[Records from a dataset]
******************************

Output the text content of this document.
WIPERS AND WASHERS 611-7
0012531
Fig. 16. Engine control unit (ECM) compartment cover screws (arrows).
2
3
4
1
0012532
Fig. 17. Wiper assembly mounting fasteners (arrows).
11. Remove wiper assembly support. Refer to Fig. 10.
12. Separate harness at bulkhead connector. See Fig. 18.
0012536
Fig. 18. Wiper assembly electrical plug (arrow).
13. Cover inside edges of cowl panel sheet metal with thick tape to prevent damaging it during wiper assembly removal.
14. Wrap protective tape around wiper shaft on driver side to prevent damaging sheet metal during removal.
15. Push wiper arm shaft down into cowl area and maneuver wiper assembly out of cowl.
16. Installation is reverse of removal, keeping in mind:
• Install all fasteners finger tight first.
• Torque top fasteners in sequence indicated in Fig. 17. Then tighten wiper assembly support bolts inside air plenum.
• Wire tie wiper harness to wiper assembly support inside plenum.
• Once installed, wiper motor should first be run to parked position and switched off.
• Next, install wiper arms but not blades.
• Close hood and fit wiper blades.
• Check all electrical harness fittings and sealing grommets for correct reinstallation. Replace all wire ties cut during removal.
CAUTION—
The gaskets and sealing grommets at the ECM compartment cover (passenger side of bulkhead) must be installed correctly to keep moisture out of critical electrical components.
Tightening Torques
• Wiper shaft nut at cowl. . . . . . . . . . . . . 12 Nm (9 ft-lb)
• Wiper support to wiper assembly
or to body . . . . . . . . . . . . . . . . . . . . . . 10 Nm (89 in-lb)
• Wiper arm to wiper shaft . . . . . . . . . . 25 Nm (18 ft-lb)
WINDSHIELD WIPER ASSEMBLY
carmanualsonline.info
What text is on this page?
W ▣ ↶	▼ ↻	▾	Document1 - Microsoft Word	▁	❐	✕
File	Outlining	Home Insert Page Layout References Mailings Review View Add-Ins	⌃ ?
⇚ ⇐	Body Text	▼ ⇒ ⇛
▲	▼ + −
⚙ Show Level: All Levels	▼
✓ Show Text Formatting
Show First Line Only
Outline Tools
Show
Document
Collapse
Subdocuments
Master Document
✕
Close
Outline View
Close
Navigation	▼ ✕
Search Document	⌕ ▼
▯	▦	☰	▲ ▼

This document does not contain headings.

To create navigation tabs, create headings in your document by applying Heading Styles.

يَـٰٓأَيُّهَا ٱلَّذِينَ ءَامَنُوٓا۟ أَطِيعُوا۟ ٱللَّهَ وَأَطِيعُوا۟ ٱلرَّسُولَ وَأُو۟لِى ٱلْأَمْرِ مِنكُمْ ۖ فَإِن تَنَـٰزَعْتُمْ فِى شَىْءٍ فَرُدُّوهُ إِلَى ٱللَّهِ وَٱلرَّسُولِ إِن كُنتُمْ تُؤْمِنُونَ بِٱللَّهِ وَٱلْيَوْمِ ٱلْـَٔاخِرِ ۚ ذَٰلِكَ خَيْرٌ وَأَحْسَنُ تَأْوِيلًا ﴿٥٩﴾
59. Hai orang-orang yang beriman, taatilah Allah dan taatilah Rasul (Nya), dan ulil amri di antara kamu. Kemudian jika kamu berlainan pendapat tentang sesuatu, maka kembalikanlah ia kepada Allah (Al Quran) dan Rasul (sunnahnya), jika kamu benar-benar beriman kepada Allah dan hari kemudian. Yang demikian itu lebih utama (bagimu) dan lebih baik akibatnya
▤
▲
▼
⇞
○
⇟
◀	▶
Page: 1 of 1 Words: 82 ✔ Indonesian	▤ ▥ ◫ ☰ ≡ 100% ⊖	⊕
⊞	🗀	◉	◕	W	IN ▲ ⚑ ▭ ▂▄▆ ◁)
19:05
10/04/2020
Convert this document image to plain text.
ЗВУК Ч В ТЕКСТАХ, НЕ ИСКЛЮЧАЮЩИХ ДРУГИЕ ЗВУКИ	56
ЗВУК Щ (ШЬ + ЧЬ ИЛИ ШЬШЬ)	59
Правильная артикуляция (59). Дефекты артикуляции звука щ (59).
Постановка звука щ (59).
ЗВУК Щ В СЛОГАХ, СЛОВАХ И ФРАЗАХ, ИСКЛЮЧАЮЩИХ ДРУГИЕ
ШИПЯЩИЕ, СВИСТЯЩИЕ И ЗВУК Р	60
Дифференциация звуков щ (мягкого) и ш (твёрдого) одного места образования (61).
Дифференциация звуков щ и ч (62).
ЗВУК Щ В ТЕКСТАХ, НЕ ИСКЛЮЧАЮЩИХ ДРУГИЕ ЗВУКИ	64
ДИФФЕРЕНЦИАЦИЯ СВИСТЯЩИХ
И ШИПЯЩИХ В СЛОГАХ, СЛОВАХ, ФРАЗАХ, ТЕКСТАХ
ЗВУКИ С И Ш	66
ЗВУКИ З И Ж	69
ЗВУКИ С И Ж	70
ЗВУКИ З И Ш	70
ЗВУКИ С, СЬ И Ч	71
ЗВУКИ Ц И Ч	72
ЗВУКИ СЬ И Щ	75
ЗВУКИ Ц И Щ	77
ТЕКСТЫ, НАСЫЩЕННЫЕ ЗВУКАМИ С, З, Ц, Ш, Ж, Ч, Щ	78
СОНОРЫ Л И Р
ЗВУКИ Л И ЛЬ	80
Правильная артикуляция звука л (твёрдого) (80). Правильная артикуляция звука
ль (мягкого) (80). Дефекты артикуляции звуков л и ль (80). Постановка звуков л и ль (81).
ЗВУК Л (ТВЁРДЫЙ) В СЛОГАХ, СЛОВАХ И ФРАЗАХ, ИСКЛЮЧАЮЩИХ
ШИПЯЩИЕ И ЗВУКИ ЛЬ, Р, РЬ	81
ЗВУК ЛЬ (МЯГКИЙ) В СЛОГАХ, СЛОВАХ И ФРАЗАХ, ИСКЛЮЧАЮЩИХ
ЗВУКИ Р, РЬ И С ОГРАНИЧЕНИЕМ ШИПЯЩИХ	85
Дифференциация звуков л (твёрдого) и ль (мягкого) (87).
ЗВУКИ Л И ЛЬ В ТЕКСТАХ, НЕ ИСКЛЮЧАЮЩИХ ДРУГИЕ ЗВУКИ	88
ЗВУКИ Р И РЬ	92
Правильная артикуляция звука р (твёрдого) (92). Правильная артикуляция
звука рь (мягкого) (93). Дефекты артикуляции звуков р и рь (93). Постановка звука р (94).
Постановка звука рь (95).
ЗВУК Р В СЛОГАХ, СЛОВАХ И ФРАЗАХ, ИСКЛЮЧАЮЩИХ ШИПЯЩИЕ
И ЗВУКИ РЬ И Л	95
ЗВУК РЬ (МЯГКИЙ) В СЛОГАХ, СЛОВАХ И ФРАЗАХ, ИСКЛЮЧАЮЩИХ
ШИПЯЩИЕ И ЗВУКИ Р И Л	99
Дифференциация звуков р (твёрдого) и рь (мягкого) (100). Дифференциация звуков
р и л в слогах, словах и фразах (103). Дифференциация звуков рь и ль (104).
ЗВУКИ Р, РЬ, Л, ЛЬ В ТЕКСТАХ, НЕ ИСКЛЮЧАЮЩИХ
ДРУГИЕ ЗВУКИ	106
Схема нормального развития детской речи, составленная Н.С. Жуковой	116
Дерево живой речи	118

******************************

## Task to complete
From the records above, extract every entry verbatim.

## Correct response
Output the text content of this document.
WIPERS AND WASHERS 611-7
0012531
Fig. 16. Engine control unit (ECM) compartment cover screws (arrows).
2
3
4
1
0012532
Fig. 17. Wiper assembly mounting fasteners (arrows).
11. Remove wiper assembly support. Refer to Fig. 10.
12. Separate harness at bulkhead connector. See Fig. 18.
0012536
Fig. 18. Wiper assembly electrical plug (arrow).
13. Cover inside edges of cowl panel sheet metal with thick tape to prevent damaging it during wiper assembly removal.
14. Wrap protective tape around wiper shaft on driver side to prevent damaging sheet metal during removal.
15. Push wiper arm shaft down into cowl area and maneuver wiper assembly out of cowl.
16. Installation is reverse of removal, keeping in mind:
• Install all fasteners finger tight first.
• Torque top fasteners in sequence indicated in Fig. 17. Then tighten wiper assembly support bolts inside air plenum.
• Wire tie wiper harness to wiper assembly support inside plenum.
• Once installed, wiper motor should first be run to parked position and switched off.
• Next, install wiper arms but not blades.
• Close hood and fit wiper blades.
• Check all electrical harness fittings and sealing grommets for correct reinstallation. Replace all wire ties cut during removal.
CAUTION—
The gaskets and sealing grommets at the ECM compartment cover (passenger side of bulkhead) must be installed correctly to keep moisture out of critical electrical components.
Tightening Torques
• Wiper shaft nut at cowl. . . . . . . . . . . . . 12 Nm (9 ft-lb)
• Wiper support to wiper assembly
or to body . . . . . . . . . . . . . . . . . . . . . . 10 Nm (89 in-lb)
• Wiper arm to wiper shaft . . . . . . . . . . 25 Nm (18 ft-lb)
WINDSHIELD WIPER ASSEMBLY
carmanualsonline.info
What text is on this page?
W ▣ ↶	▼ ↻	▾	Document1 - Microsoft Word	▁	❐	✕
File	Outlining	Home Insert Page Layout References Mailings Review View Add-Ins	⌃ ?
⇚ ⇐	Body Text	▼ ⇒ ⇛
▲	▼ + −
⚙ Show Level: All Levels	▼
✓ Show Text Formatting
Show First Line Only
Outline Tools
Show
Document
Collapse
Subdocuments
Master Document
✕
Close
Outline View
Close
Navigation	▼ ✕
Search Document	⌕ ▼
▯	▦	☰	▲ ▼

This document does not contain headings.

To create navigation tabs, create headings in your document by applying Heading Styles.

يَـٰٓأَيُّهَا ٱلَّذِينَ ءَامَنُوٓا۟ أَطِيعُوا۟ ٱللَّهَ وَأَطِيعُوا۟ ٱلرَّسُولَ وَأُو۟لِى ٱلْأَمْرِ مِنكُمْ ۖ فَإِن تَنَـٰزَعْتُمْ فِى شَىْءٍ فَرُدُّوهُ إِلَى ٱللَّهِ وَٱلرَّسُولِ إِن كُنتُمْ تُؤْمِنُونَ بِٱللَّهِ وَٱلْيَوْمِ ٱلْـَٔاخِرِ ۚ ذَٰلِكَ خَيْرٌ وَأَحْسَنُ تَأْوِيلًا ﴿٥٩﴾
59. Hai orang-orang yang beriman, taatilah Allah dan taatilah Rasul (Nya), dan ulil amri di antara kamu. Kemudian jika kamu berlainan pendapat tentang sesuatu, maka kembalikanlah ia kepada Allah (Al Quran) dan Rasul (sunnahnya), jika kamu benar-benar beriman kepada Allah dan hari kemudian. Yang demikian itu lebih utama (bagimu) dan lebih baik akibatnya
▤
▲
▼
⇞
○
⇟
◀	▶
Page: 1 of 1 Words: 82 ✔ Indonesian	▤ ▥ ◫ ☰ ≡ 100% ⊖	⊕
⊞	🗀	◉	◕	W	IN ▲ ⚑ ▭ ▂▄▆ ◁)
19:05
10/04/2020
Convert this document image to plain text.
ЗВУК Ч В ТЕКСТАХ, НЕ ИСКЛЮЧАЮЩИХ ДРУГИЕ ЗВУКИ	56
ЗВУК Щ (ШЬ + ЧЬ ИЛИ ШЬШЬ)	59
Правильная артикуляция (59). Дефекты артикуляции звука щ (59).
Постановка звука щ (59).
ЗВУК Щ В СЛОГАХ, СЛОВАХ И ФРАЗАХ, ИСКЛЮЧАЮЩИХ ДРУГИЕ
ШИПЯЩИЕ, СВИСТЯЩИЕ И ЗВУК Р	60
Дифференциация звуков щ (мягкого) и ш (твёрдого) одного места образования (61).
Дифференциация звуков щ и ч (62).
ЗВУК Щ В ТЕКСТАХ, НЕ ИСКЛЮЧАЮЩИХ ДРУГИЕ ЗВУКИ	64
ДИФФЕРЕНЦИАЦИЯ СВИСТЯЩИХ
И ШИПЯЩИХ В СЛОГАХ, СЛОВАХ, ФРАЗАХ, ТЕКСТАХ
ЗВУКИ С И Ш	66
ЗВУКИ З И Ж	69
ЗВУКИ С И Ж	70
ЗВУКИ З И Ш	70
ЗВУКИ С, СЬ И Ч	71
ЗВУКИ Ц И Ч	72
ЗВУКИ СЬ И Щ	75
ЗВУКИ Ц И Щ	77
ТЕКСТЫ, НАСЫЩЕННЫЕ ЗВУКАМИ С, З, Ц, Ш, Ж, Ч, Щ	78
СОНОРЫ Л И Р
ЗВУКИ Л И ЛЬ	80
Правильная артикуляция звука л (твёрдого) (80). Правильная артикуляция звука
ль (мягкого) (80). Дефекты артикуляции звуков л и ль (80). Постановка звуков л и ль (81).
ЗВУК Л (ТВЁРДЫЙ) В СЛОГАХ, СЛОВАХ И ФРАЗАХ, ИСКЛЮЧАЮЩИХ
ШИПЯЩИЕ И ЗВУКИ ЛЬ, Р, РЬ	81
ЗВУК ЛЬ (МЯГКИЙ) В СЛОГАХ, СЛОВАХ И ФРАЗАХ, ИСКЛЮЧАЮЩИХ
ЗВУКИ Р, РЬ И С ОГРАНИЧЕНИЕМ ШИПЯЩИХ	85
Дифференциация звуков л (твёрдого) и ль (мягкого) (87).
ЗВУКИ Л И ЛЬ В ТЕКСТАХ, НЕ ИСКЛЮЧАЮЩИХ ДРУГИЕ ЗВУКИ	88
ЗВУКИ Р И РЬ	92
Правильная артикуляция звука р (твёрдого) (92). Правильная артикуляция
звука рь (мягкого) (93). Дефекты артикуляции звуков р и рь (93). Постановка звука р (94).
Постановка звука рь (95).
ЗВУК Р В СЛОГАХ, СЛОВАХ И ФРАЗАХ, ИСКЛЮЧАЮЩИХ ШИПЯЩИЕ
И ЗВУКИ РЬ И Л	95
ЗВУК РЬ (МЯГКИЙ) В СЛОГАХ, СЛОВАХ И ФРАЗАХ, ИСКЛЮЧАЮЩИХ
ШИПЯЩИЕ И ЗВУКИ Р И Л	99
Дифференциация звуков р (твёрдого) и рь (мягкого) (100). Дифференциация звуков
р и л в слогах, словах и фразах (103). Дифференциация звуков рь и ль (104).
ЗВУКИ Р, РЬ, Л, ЛЬ В ТЕКСТАХ, НЕ ИСКЛЮЧАЮЩИХ
ДРУГИЕ ЗВУКИ	106
Схема нормального развития детской речи, составленная Н.С. Жуковой	116
Дерево живой речи	118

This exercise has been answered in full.